The request — Read the data and repeat it in full, exactly.
===== Data shown
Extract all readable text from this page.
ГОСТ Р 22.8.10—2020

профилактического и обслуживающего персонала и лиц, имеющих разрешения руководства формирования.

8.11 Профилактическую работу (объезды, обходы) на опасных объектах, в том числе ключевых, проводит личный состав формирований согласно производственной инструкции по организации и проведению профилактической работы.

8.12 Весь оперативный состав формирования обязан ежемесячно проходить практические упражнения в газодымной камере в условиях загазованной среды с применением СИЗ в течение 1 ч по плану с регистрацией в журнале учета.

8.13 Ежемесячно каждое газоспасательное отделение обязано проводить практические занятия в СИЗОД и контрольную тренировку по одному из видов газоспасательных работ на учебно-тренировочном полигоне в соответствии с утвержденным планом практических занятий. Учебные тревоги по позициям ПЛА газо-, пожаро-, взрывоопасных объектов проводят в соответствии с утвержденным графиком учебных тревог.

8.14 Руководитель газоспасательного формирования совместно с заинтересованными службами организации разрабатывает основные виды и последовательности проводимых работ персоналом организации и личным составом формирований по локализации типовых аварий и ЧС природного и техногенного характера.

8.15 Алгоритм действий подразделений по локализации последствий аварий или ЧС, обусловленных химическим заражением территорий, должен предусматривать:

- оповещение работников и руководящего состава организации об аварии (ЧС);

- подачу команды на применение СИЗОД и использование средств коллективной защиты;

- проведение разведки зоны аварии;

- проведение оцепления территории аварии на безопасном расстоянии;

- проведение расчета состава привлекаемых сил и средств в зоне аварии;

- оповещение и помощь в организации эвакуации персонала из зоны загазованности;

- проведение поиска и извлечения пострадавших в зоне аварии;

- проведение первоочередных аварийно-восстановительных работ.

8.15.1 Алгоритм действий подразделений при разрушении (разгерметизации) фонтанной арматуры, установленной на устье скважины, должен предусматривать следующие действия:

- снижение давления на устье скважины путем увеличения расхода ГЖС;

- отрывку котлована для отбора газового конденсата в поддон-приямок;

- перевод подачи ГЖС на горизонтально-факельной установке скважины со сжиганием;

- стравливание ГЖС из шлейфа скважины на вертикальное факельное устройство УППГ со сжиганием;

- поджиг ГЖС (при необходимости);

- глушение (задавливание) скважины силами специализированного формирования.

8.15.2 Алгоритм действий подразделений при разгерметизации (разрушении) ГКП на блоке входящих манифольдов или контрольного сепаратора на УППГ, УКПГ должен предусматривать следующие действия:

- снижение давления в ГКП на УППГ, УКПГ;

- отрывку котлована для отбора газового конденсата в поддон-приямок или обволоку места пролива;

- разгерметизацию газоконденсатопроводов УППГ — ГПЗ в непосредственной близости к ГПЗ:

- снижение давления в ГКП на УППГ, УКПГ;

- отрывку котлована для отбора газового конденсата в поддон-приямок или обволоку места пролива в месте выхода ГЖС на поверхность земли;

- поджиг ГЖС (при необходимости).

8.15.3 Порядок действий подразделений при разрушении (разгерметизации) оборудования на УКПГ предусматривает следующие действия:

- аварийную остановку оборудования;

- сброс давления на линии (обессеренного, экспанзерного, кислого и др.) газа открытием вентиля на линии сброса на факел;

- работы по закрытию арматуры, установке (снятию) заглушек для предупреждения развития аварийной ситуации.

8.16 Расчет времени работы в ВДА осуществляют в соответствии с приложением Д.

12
==========
Completed exercise —
Extract all readable text from this page.
ГОСТ Р 22.8.10—2020

профилактического и обслуживающего персонала и лиц, имеющих разрешения руководства формирования.

8.11 Профилактическую работу (объезды, обходы) на опасных объектах, в том числе ключевых, проводит личный состав формирований согласно производственной инструкции по организации и проведению профилактической работы.

8.12 Весь оперативный состав формирования обязан ежемесячно проходить практические упражнения в газодымной камере в условиях загазованной среды с применением СИЗ в течение 1 ч по плану с регистрацией в журнале учета.

8.13 Ежемесячно каждое газоспасательное отделение обязано проводить практические занятия в СИЗОД и контрольную тренировку по одному из видов газоспасательных работ на учебно-тренировочном полигоне в соответствии с утвержденным планом практических занятий. Учебные тревоги по позициям ПЛА газо-, пожаро-, взрывоопасных объектов проводят в соответствии с утвержденным графиком учебных тревог.

8.14 Руководитель газоспасательного формирования совместно с заинтересованными службами организации разрабатывает основные виды и последовательности проводимых работ персоналом организации и личным составом формирований по локализации типовых аварий и ЧС природного и техногенного характера.

8.15 Алгоритм действий подразделений по локализации последствий аварий или ЧС, обусловленных химическим заражением территорий, должен предусматривать:

- оповещение работников и руководящего состава организации об аварии (ЧС);

- подачу команды на применение СИЗОД и использование средств коллективной защиты;

- проведение разведки зоны аварии;

- проведение оцепления территории аварии на безопасном расстоянии;

- проведение расчета состава привлекаемых сил и средств в зоне аварии;

- оповещение и помощь в организации эвакуации персонала из зоны загазованности;

- проведение поиска и извлечения пострадавших в зоне аварии;

- проведение первоочередных аварийно-восстановительных работ.

8.15.1 Алгоритм действий подразделений при разрушении (разгерметизации) фонтанной арматуры, установленной на устье скважины, должен предусматривать следующие действия:

- снижение давления на устье скважины путем увеличения расхода ГЖС;

- отрывку котлована для отбора газового конденсата в поддон-приямок;

- перевод подачи ГЖС на горизонтально-факельной установке скважины со сжиганием;

- стравливание ГЖС из шлейфа скважины на вертикальное факельное устройство УППГ со сжиганием;

- поджиг ГЖС (при необходимости);

- глушение (задавливание) скважины силами специализированного формирования.

8.15.2 Алгоритм действий подразделений при разгерметизации (разрушении) ГКП на блоке входящих манифольдов или контрольного сепаратора на УППГ, УКПГ должен предусматривать следующие действия:

- снижение давления в ГКП на УППГ, УКПГ;

- отрывку котлована для отбора газового конденсата в поддон-приямок или обволоку места пролива;

- разгерметизацию газоконденсатопроводов УППГ — ГПЗ в непосредственной близости к ГПЗ:

- снижение давления в ГКП на УППГ, УКПГ;

- отрывку котлована для отбора газового конденсата в поддон-приямок или обволоку места пролива в месте выхода ГЖС на поверхность земли;

- поджиг ГЖС (при необходимости).

8.15.3 Порядок действий подразделений при разрушении (разгерметизации) оборудования на УКПГ предусматривает следующие действия:

- аварийную остановку оборудования;

- сброс давления на линии (обессеренного, экспанзерного, кислого и др.) газа открытием вентиля на линии сброса на факел;

- работы по закрытию арматуры, установке (снятию) заглушек для предупреждения развития аварийной ситуации.

8.16 Расчет времени работы в ВДА осуществляют в соответствии с приложением Д.

12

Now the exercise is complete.